(Entries taken from a collection)
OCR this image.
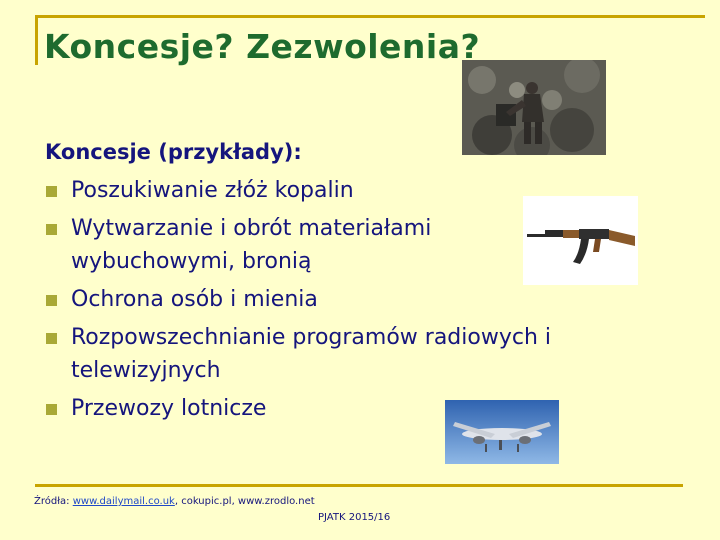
Koncesje? Zezwolenia?
Koncesje (przykłady):
Poszukiwanie złóż kopalin
Wytwarzanie i obrót materiałami
wybuchowymi, bronią
Ochrona osób i mienia
Rozpowszechnianie programów radiowych i
telewizyjnych
Przewozy lotnicze
Źródła: www.dailymail.co.uk, cokupic.pl, www.zrodlo.net
PJATK 2015/16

## What is expected
Restate the listing above word for word, and skip the pictures.

## Answer for the task
OCR this image.
Koncesje? Zezwolenia?
Koncesje (przykłady):
Poszukiwanie złóż kopalin
Wytwarzanie i obrót materiałami
wybuchowymi, bronią
Ochrona osób i mienia
Rozpowszechnianie programów radiowych i
telewizyjnych
Przewozy lotnicze
Źródła: www.dailymail.co.uk, cokupic.pl, www.zrodlo.net
PJATK 2015/16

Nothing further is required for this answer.